# PROVIDED INFORMATION:
□ □ □ □ □ □ □
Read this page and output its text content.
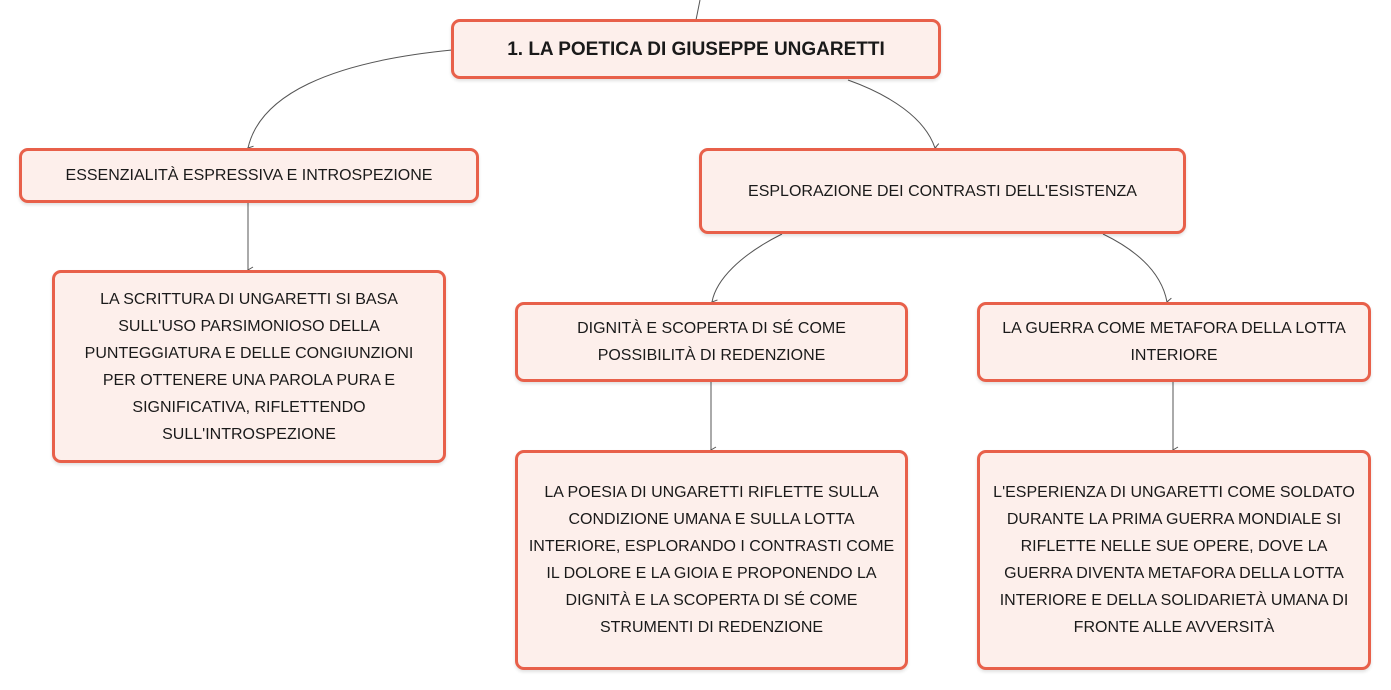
1. LA POETICA DI GIUSEPPE UNGARETTI
ESSENZIALITÀ ESPRESSIVA E INTROSPEZIONE
ESPLORAZIONE DEI CONTRASTI DELL'ESISTENZA
LA SCRITTURA DI UNGARETTI SI BASA SULL'USO PARSIMONIOSO DELLA PUNTEGGIATURA E DELLE CONGIUNZIONI PER OTTENERE UNA PAROLA PURA E SIGNIFICATIVA, RIFLETTENDO SULL'INTROSPEZIONE
DIGNITÀ E SCOPERTA DI SÉ COME POSSIBILITÀ DI REDENZIONE
LA GUERRA COME METAFORA DELLA LOTTA INTERIORE
LA POESIA DI UNGARETTI RIFLETTE SULLA CONDIZIONE UMANA E SULLA LOTTA INTERIORE, ESPLORANDO I CONTRASTI COME IL DOLORE E LA GIOIA E PROPONENDO LA DIGNITÀ E LA SCOPERTA DI SÉ COME STRUMENTI DI REDENZIONE
L'ESPERIENZA DI UNGARETTI COME SOLDATO DURANTE LA PRIMA GUERRA MONDIALE SI RIFLETTE NELLE SUE OPERE, DOVE LA GUERRA DIVENTA METAFORA DELLA LOTTA INTERIORE E DELLA SOLIDARIETÀ UMANA DI FRONTE ALLE AVVERSITÀ
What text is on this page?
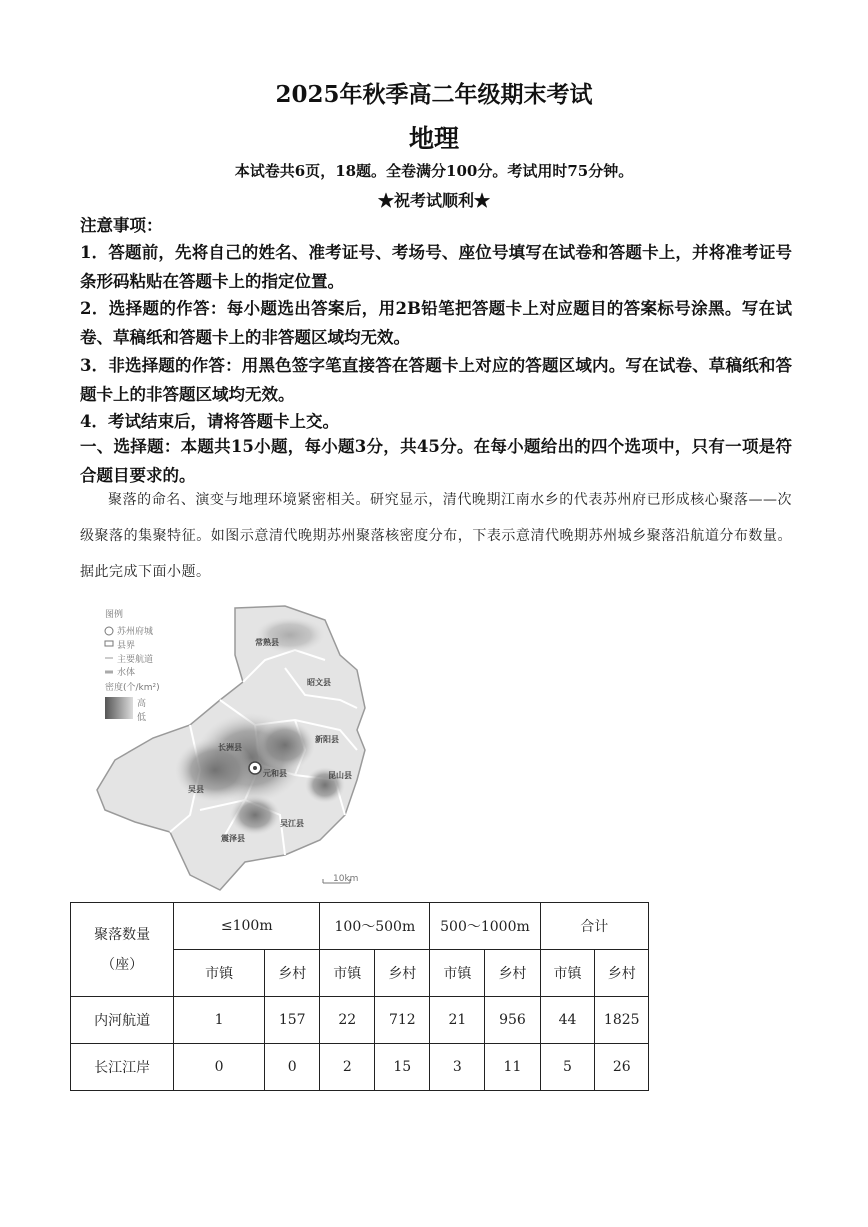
2025年秋季高二年级期末考试
地理
本试卷共6页，18题。全卷满分100分。考试用时75分钟。
★祝考试顺利★
注意事项：
1．答题前，先将自己的姓名、准考证号、考场号、座位号填写在试卷和答题卡上，并将准考证号条形码粘贴在答题卡上的指定位置。
2．选择题的作答：每小题选出答案后，用2B铅笔把答题卡上对应题目的答案标号涂黑。写在试卷、草稿纸和答题卡上的非答题区域均无效。
3．非选择题的作答：用黑色签字笔直接答在答题卡上对应的答题区域内。写在试卷、草稿纸和答题卡上的非答题区域均无效。
4．考试结束后，请将答题卡上交。
一、选择题：本题共15小题，每小题3分，共45分。在每小题给出的四个选项中，只有一项是符合题目要求的。
聚落的命名、演变与地理环境紧密相关。研究显示，清代晚期江南水乡的代表苏州府已形成核心聚落——次级聚落的集聚特征。如图示意清代晚期苏州聚落核密度分布，下表示意清代晚期苏州城乡聚落沿航道分布数量。据此完成下面小题。
常熟县
昭文县
新阳县
长洲县
元和县	昆山县
吴县
吴江县
震泽县
图例
苏州府城
县界
主要航道
水体
密度(个/km²)
高
低
10km
聚落数量
（座）	≤100m		100～500m		500～1000m		合计	
	市镇	乡村	市镇	乡村	市镇	乡村	市镇	乡村
内河航道	1	157	22	712	21	956	44	1825
长江江岸	0	0	2	15	3	11	5	26
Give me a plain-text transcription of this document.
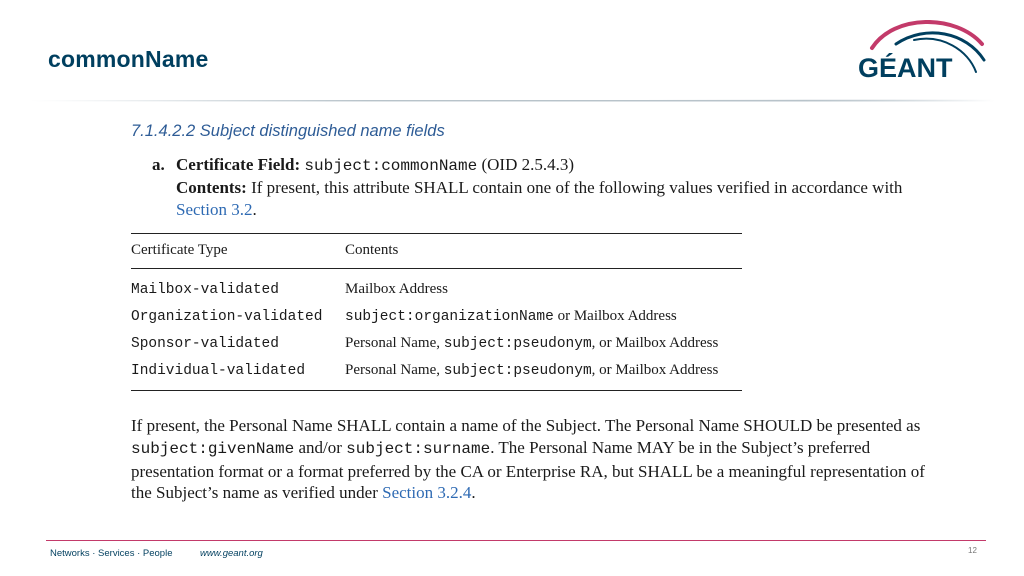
commonName	GÉANT
7.1.4.2.2 Subject distinguished name fields
a. Certificate Field: subject:commonName (OID 2.5.4.3)
Contents: If present, this attribute SHALL contain one of the following values verified in accordance with Section 3.2.
Certificate Type	Contents
Mailbox-validated	Mailbox Address
Organization-validated	subject:organizationName or Mailbox Address
Sponsor-validated	Personal Name, subject:pseudonym, or Mailbox Address
Individual-validated	Personal Name, subject:pseudonym, or Mailbox Address
If present, the Personal Name SHALL contain a name of the Subject. The Personal Name SHOULD be presented as subject:givenName and/or subject:surname. The Personal Name MAY be in the Subject’s preferred presentation format or a format preferred by the CA or Enterprise RA, but SHALL be a meaningful representation of the Subject’s name as verified under Section 3.2.4.
Networks · Services · People	www.geant.org	12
□ □ □ □ □ □ □
# EXERCISE INSTRUCTIONS:
Please list every line of the records that contains "pseudonym".

# EXERCISE OUTPUT:
Sponsor-validated	Personal Name, subject:pseudonym, or Mailbox Address
Individual-validated	Personal Name, subject:pseudonym, or Mailbox Address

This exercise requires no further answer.